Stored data
· · · ·
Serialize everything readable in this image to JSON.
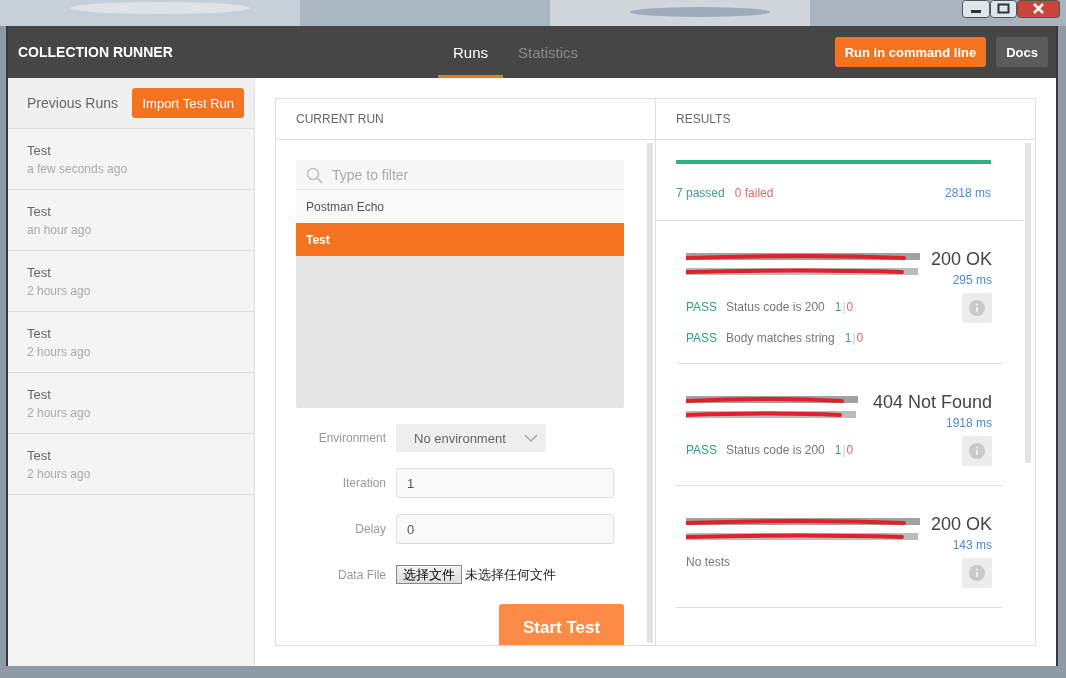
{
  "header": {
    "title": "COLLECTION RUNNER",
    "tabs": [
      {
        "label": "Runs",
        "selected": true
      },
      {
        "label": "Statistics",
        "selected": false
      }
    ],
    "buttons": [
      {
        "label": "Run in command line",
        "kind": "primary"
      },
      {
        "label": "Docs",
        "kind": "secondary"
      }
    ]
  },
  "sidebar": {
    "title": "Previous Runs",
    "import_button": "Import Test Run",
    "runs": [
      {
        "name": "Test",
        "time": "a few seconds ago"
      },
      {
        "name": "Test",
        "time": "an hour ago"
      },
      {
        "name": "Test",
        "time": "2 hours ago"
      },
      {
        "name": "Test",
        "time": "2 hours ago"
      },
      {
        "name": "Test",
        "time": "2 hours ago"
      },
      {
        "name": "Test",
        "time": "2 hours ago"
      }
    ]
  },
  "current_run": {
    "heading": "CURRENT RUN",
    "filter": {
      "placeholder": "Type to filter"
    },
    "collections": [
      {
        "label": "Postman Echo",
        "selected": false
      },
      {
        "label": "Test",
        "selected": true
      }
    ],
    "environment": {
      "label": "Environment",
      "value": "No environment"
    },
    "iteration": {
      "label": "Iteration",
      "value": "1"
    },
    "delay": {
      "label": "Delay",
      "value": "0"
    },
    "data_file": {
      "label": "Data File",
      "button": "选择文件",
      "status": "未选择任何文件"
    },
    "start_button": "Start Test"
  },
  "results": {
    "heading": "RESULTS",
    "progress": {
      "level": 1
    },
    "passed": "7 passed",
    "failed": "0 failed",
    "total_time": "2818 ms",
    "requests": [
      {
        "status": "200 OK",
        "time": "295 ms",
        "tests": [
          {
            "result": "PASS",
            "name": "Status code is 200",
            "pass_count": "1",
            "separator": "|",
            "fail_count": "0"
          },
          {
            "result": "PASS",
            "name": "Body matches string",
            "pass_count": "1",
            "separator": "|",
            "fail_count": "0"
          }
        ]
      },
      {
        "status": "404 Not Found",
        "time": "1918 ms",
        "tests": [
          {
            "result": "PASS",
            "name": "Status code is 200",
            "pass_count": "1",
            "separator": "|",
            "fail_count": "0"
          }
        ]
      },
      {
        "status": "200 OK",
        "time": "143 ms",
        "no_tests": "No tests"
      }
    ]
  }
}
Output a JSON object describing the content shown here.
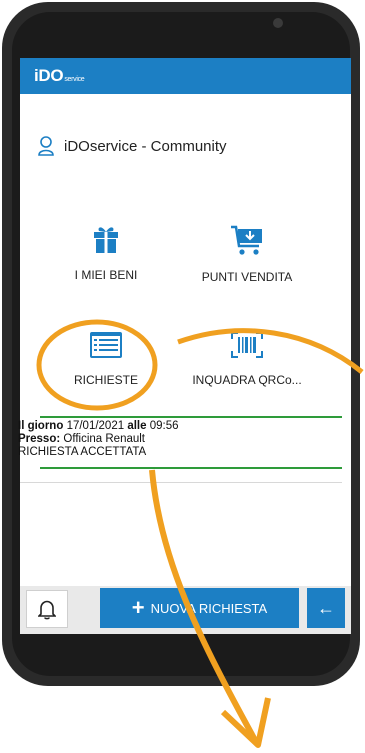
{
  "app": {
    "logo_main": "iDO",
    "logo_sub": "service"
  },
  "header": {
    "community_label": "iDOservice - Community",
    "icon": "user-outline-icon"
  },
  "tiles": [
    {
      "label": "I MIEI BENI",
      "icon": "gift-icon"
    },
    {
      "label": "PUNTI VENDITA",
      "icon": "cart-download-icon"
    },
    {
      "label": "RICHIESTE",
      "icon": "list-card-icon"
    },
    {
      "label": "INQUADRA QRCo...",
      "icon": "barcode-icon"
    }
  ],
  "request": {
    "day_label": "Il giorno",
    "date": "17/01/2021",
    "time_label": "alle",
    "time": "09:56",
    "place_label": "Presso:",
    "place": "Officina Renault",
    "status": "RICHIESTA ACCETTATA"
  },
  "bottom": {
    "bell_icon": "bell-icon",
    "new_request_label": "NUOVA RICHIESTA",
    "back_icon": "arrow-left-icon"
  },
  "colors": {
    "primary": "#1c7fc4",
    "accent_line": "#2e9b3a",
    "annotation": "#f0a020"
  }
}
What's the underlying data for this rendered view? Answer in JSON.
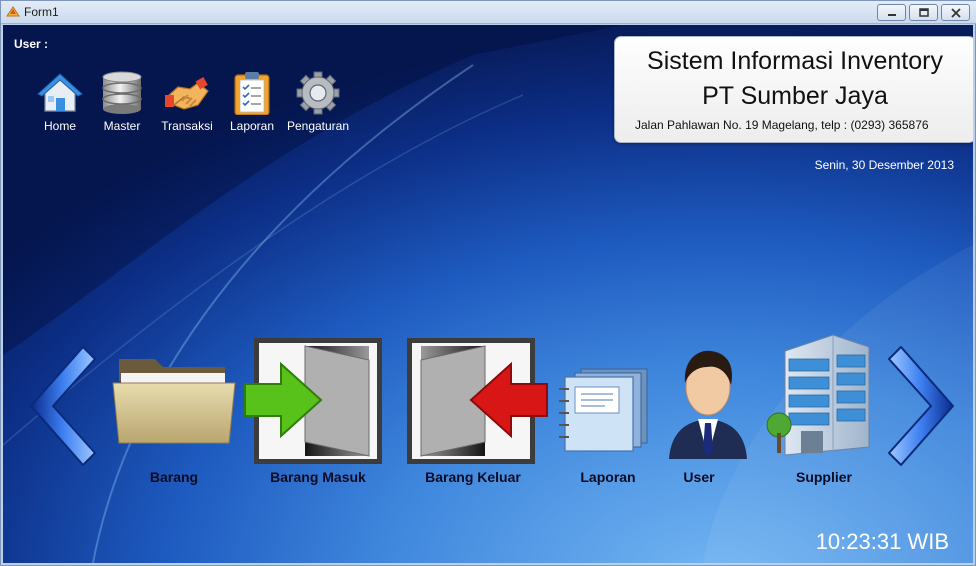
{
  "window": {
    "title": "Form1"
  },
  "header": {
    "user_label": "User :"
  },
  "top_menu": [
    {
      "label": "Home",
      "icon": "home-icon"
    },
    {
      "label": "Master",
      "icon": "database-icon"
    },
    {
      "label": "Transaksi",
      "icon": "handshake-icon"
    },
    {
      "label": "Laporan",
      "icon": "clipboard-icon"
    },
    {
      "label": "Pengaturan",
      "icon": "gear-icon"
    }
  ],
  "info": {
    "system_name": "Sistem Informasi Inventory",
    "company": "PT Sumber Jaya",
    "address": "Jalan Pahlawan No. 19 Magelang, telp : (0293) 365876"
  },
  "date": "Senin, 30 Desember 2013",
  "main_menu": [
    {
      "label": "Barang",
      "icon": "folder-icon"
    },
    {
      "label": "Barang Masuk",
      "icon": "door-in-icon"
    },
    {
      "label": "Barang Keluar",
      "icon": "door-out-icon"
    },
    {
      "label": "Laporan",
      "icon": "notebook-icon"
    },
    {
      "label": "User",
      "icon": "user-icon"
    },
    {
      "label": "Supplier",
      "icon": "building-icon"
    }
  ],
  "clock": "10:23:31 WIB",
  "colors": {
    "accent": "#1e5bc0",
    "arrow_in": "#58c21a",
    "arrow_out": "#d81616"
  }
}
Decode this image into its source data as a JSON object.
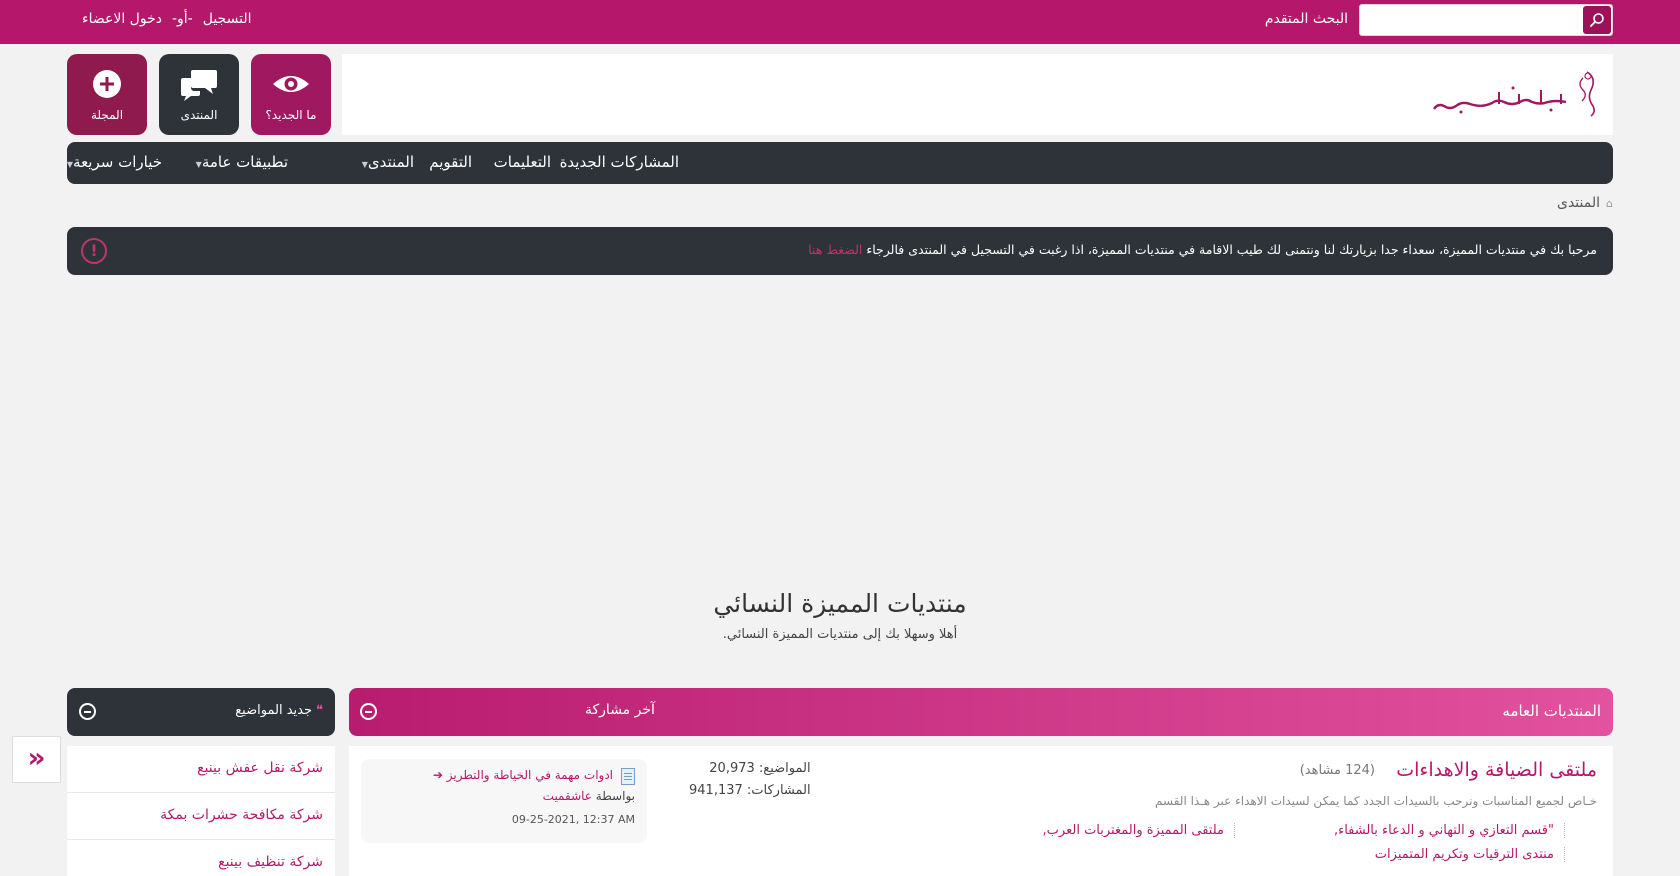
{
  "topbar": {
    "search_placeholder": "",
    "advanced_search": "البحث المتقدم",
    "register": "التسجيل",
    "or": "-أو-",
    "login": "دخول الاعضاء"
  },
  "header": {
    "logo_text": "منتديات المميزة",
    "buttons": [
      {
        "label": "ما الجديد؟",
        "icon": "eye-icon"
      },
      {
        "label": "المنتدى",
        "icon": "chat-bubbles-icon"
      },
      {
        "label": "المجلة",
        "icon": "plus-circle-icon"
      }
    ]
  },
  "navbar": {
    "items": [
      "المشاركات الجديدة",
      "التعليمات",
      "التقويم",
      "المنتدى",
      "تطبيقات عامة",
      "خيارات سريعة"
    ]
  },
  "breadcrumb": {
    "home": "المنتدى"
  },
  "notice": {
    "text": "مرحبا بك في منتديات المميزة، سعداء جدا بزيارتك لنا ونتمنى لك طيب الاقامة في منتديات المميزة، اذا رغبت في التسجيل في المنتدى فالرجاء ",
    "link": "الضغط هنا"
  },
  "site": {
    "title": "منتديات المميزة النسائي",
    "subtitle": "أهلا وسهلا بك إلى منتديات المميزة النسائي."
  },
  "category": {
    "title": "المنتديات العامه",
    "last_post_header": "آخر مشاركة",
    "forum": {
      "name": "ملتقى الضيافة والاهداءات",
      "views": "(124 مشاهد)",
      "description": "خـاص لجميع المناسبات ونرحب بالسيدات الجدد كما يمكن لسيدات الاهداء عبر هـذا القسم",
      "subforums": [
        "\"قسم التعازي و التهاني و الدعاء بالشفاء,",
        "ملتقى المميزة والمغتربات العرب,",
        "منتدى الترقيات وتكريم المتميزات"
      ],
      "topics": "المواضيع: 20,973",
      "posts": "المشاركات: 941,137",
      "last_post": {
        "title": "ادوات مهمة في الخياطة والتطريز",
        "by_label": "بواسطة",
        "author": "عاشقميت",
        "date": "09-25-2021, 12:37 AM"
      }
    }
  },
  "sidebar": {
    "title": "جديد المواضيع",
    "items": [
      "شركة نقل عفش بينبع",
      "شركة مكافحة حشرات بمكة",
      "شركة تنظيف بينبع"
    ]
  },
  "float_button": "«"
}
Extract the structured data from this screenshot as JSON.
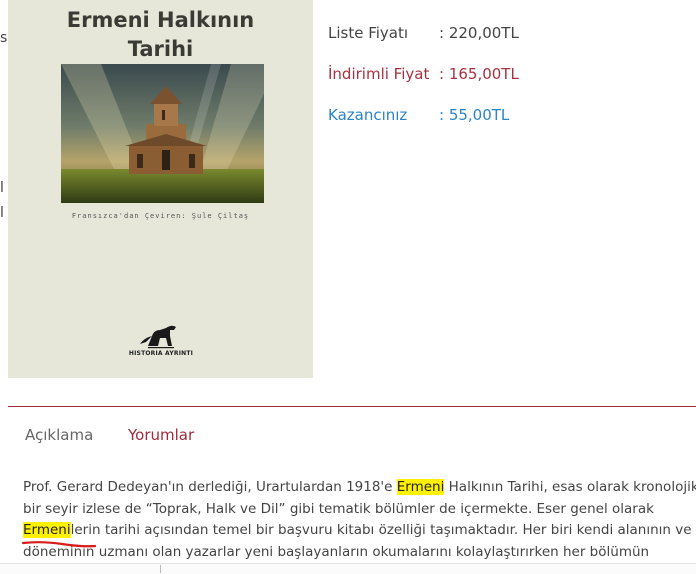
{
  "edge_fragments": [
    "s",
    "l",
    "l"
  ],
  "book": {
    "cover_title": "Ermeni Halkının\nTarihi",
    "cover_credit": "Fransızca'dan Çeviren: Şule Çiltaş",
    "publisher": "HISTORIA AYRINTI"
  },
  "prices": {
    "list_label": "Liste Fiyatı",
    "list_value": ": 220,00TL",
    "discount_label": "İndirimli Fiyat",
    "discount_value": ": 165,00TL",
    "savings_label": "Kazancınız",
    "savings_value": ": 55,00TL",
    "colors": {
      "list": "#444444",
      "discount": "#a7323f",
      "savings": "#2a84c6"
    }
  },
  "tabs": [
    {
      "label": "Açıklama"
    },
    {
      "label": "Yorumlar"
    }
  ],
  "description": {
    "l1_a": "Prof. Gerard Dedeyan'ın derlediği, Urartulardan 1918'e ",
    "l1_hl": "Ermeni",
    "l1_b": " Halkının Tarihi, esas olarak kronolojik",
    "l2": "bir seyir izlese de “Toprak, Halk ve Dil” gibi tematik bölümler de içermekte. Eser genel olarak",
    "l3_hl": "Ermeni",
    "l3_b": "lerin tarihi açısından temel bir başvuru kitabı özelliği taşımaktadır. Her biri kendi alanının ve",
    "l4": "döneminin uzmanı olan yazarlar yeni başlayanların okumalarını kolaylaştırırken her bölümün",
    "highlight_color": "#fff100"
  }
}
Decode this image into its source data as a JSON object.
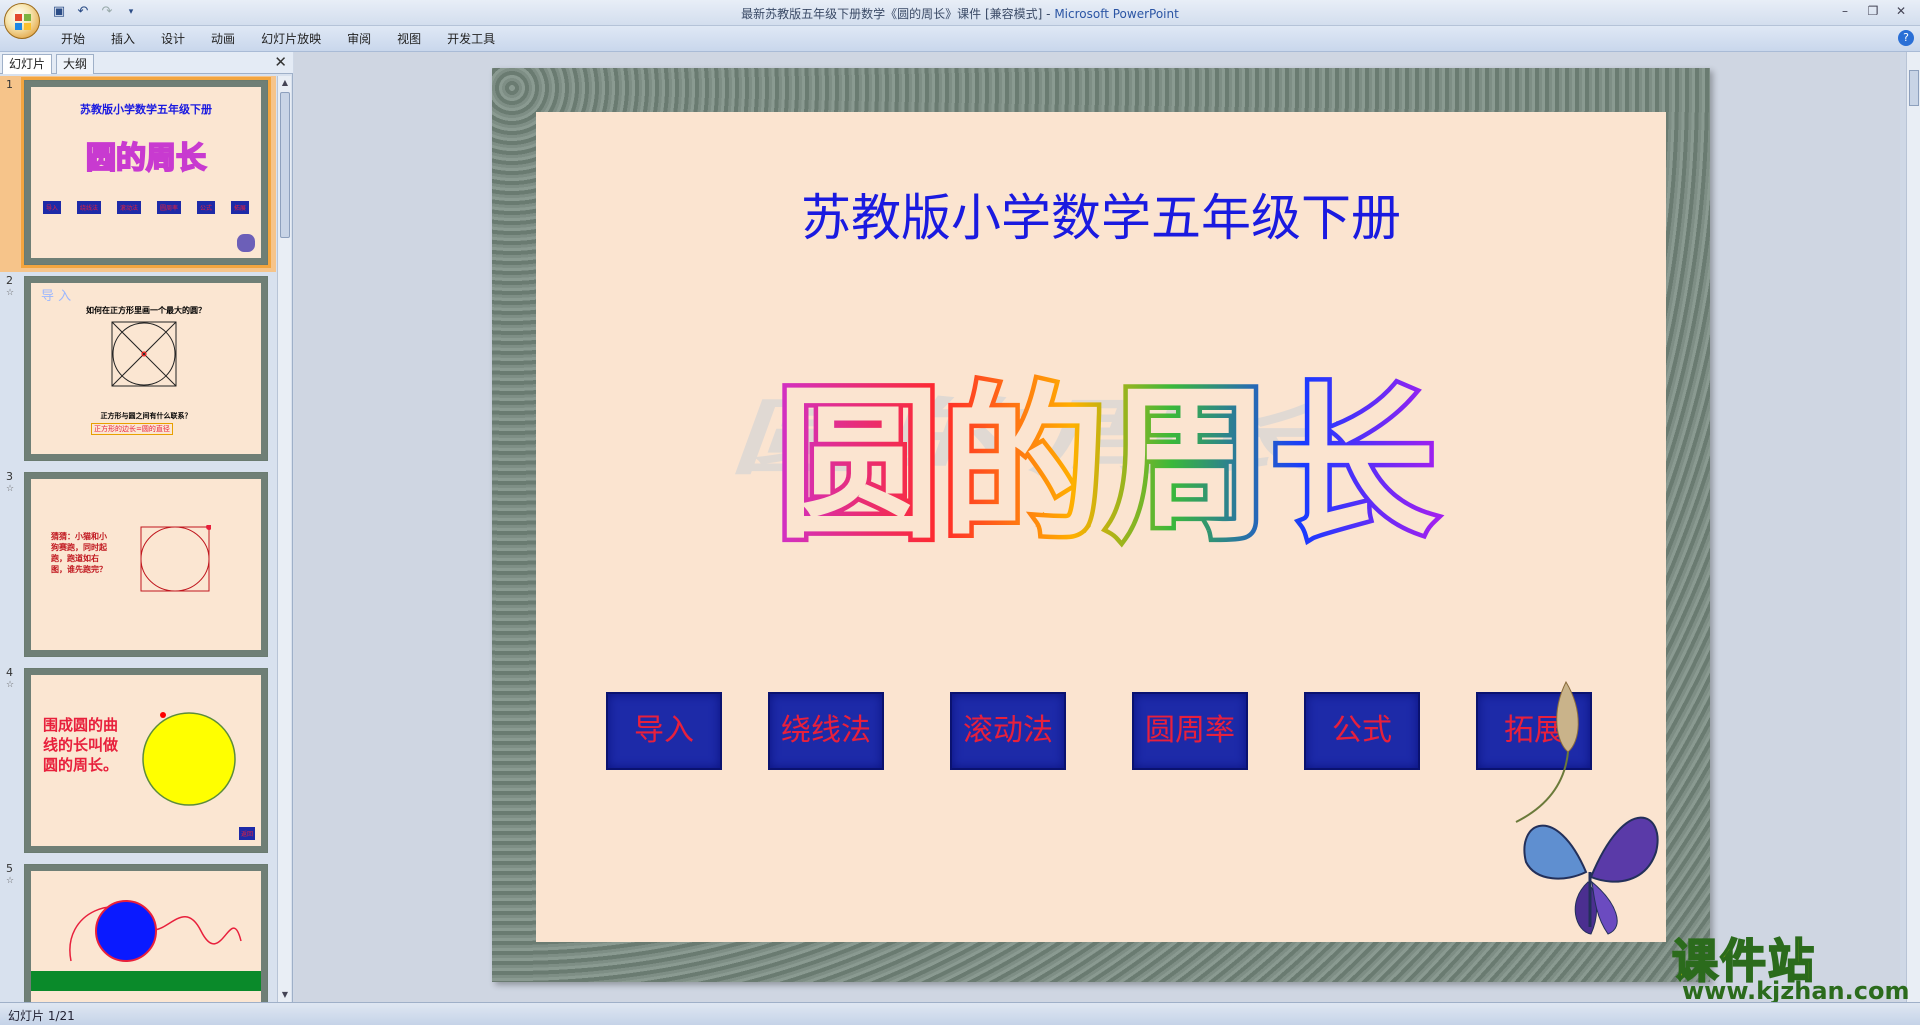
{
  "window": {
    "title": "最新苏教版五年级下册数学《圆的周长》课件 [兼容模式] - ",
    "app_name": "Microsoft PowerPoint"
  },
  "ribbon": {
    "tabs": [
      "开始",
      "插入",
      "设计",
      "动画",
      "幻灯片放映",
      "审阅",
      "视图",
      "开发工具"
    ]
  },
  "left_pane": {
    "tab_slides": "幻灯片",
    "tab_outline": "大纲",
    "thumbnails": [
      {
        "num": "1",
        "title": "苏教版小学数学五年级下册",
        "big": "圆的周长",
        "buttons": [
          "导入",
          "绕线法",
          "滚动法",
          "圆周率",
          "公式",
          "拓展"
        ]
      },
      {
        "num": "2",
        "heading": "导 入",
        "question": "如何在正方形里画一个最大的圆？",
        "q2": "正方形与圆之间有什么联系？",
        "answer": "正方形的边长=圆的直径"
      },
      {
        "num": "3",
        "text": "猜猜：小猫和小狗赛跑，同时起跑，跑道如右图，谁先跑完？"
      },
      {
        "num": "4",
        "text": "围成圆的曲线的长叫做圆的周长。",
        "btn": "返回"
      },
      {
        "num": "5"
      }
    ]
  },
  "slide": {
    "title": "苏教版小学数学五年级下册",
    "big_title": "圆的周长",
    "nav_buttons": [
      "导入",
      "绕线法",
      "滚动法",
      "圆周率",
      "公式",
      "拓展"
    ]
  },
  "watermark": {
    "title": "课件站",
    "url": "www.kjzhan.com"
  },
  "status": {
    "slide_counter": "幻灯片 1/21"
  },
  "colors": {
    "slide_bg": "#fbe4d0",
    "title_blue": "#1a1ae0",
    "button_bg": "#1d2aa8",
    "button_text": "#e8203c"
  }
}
· · · ·
» Stated task: Pull out all lines from the entries above that include the word "ملتقى".

» Response to the task:
      "name": "ملتقى الضيافة والاهداءات",
        "ملتقى المميزة والمغتربات العرب,",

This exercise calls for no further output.